(A run of records)
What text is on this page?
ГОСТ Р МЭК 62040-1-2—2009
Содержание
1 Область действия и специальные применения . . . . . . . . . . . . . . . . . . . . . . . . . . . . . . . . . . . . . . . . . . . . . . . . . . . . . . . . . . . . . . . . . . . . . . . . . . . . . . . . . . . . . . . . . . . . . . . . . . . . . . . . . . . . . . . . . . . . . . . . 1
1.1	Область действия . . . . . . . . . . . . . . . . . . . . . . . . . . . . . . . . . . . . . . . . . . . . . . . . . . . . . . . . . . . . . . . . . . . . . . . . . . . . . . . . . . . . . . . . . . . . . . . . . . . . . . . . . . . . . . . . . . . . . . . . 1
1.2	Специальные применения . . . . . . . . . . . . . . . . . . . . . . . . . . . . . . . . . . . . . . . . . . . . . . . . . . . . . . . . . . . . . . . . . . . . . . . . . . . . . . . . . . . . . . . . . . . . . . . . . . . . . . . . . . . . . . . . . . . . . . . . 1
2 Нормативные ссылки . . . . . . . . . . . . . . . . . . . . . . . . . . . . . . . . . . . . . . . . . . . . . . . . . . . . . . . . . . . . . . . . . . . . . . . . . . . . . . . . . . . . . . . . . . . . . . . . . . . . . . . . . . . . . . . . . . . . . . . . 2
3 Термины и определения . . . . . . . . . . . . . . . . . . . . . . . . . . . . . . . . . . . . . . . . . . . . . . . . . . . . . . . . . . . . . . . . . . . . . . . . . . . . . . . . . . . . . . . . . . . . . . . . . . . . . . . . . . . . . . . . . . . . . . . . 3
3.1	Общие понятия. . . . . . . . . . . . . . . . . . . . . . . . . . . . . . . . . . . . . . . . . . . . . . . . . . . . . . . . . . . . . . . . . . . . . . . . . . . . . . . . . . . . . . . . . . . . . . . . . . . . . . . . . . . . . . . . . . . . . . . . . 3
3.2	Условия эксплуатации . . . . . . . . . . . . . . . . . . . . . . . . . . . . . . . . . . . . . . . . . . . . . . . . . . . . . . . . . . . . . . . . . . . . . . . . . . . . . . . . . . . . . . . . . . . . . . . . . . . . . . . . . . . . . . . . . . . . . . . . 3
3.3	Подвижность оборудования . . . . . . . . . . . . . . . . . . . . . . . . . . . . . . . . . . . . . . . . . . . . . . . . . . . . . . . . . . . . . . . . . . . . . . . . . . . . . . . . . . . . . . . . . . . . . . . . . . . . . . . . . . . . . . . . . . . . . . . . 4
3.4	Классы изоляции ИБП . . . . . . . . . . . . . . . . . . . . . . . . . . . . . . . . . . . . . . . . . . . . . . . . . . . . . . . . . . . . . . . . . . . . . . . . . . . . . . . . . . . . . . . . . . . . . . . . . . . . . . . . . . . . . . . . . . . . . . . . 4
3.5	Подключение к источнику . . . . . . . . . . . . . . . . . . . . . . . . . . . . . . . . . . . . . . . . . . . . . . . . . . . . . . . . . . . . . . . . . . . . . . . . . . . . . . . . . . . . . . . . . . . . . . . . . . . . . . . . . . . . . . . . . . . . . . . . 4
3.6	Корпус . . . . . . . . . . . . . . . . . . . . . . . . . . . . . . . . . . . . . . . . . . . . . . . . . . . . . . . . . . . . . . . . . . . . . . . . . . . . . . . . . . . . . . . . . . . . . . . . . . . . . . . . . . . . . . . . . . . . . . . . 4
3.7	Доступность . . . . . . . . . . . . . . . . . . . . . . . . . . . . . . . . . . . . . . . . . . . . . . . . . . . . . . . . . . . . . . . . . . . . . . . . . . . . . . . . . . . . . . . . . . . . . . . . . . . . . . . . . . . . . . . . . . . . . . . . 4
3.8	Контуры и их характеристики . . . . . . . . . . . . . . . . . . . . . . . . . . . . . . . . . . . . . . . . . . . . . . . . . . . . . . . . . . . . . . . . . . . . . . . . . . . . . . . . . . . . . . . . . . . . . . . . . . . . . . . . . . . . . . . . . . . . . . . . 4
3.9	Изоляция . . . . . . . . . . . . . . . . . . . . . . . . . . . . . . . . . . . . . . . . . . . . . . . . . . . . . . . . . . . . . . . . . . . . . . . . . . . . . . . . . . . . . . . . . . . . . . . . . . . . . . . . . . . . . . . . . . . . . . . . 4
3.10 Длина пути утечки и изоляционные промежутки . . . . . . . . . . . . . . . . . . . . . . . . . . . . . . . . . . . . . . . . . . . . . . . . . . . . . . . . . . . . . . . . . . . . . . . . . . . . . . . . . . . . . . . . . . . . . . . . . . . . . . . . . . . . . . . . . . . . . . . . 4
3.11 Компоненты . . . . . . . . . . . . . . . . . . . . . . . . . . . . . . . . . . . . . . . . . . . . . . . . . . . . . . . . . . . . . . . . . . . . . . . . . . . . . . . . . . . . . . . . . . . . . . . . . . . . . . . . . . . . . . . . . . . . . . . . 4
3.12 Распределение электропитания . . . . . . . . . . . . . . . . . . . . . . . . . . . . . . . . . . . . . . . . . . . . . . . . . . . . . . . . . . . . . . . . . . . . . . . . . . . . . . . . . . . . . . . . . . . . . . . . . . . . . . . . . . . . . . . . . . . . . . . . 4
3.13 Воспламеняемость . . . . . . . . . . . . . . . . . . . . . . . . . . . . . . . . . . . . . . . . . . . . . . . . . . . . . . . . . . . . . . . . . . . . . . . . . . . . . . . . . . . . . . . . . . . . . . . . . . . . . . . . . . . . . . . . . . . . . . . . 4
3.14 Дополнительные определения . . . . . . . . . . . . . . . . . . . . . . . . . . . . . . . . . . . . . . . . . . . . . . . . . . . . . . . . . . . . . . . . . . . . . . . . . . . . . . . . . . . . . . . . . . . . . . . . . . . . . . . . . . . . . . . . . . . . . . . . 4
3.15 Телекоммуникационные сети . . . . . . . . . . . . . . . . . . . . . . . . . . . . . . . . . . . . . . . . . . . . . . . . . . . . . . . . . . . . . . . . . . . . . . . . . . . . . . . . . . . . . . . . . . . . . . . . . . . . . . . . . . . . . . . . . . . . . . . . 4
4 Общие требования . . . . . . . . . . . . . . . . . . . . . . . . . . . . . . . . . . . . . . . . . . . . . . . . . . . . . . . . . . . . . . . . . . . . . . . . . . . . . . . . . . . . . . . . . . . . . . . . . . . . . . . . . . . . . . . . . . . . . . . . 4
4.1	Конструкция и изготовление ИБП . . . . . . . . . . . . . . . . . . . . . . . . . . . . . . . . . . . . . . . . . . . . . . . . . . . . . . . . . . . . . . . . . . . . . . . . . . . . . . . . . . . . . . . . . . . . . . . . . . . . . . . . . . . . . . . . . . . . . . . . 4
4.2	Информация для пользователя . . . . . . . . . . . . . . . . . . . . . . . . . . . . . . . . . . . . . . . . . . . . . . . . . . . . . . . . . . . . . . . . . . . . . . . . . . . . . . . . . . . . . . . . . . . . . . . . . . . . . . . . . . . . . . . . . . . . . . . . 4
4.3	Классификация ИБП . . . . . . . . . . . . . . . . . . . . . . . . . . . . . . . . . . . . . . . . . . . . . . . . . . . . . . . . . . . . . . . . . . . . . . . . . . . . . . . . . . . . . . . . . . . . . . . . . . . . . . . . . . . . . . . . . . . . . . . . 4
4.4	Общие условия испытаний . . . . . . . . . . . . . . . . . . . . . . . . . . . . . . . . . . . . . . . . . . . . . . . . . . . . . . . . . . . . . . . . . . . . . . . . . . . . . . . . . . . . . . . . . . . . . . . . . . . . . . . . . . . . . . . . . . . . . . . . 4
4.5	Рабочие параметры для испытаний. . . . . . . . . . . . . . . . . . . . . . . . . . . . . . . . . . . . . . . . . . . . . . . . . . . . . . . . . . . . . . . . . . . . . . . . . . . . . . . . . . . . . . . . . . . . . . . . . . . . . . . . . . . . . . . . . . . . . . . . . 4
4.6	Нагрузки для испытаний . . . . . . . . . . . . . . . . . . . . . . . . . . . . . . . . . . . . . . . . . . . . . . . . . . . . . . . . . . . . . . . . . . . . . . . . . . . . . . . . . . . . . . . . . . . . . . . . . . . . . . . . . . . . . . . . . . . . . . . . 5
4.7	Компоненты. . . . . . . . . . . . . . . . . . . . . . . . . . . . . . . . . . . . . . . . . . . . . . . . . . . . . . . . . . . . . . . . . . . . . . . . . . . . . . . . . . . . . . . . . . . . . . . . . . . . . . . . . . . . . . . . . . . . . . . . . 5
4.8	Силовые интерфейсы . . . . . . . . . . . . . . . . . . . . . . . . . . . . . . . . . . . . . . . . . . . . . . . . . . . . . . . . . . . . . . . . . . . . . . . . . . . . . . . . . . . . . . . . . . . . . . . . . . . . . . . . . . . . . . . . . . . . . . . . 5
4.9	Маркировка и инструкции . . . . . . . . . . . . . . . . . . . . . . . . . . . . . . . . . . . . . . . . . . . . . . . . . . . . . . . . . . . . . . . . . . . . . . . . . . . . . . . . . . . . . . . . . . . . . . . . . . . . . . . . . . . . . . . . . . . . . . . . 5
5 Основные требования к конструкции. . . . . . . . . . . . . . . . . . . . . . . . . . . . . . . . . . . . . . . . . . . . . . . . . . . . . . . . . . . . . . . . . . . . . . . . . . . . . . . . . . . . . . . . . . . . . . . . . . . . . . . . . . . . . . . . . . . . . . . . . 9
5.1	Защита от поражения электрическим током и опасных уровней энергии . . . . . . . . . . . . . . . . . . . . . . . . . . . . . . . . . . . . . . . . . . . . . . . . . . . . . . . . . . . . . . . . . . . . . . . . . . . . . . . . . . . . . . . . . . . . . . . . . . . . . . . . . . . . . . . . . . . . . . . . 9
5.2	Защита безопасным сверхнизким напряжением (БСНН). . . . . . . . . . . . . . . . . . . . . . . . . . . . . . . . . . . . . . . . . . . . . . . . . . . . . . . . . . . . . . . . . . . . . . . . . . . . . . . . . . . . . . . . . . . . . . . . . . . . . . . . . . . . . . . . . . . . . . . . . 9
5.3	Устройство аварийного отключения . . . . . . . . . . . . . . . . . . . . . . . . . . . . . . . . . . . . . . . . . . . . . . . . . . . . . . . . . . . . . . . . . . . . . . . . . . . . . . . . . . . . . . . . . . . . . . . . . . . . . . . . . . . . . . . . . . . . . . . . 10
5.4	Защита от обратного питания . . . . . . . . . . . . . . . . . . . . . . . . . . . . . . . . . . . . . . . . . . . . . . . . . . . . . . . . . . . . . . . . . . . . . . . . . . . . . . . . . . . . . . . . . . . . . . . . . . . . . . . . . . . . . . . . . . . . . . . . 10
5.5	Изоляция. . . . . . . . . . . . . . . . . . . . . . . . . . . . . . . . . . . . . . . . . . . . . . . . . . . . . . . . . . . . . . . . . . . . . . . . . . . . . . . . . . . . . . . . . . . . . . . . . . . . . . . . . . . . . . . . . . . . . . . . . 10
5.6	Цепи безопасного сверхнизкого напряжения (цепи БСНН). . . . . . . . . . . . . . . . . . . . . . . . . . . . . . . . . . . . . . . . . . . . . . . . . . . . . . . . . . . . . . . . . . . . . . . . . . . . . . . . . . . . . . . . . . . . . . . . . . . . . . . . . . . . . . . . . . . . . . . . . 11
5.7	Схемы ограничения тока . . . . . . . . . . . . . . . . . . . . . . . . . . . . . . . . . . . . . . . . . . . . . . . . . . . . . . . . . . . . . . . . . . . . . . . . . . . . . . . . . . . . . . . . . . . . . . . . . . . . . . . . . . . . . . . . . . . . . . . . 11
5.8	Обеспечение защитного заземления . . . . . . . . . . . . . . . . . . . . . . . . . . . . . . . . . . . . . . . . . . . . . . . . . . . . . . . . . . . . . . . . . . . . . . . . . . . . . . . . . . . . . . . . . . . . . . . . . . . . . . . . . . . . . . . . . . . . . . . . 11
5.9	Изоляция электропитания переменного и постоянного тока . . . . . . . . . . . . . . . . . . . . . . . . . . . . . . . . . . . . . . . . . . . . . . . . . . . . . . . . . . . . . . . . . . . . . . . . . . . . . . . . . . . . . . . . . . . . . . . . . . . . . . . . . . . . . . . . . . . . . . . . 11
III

- PROMPT
Provide only the number of lines in the records containing the string "требования".

- TASK SOLUTION
2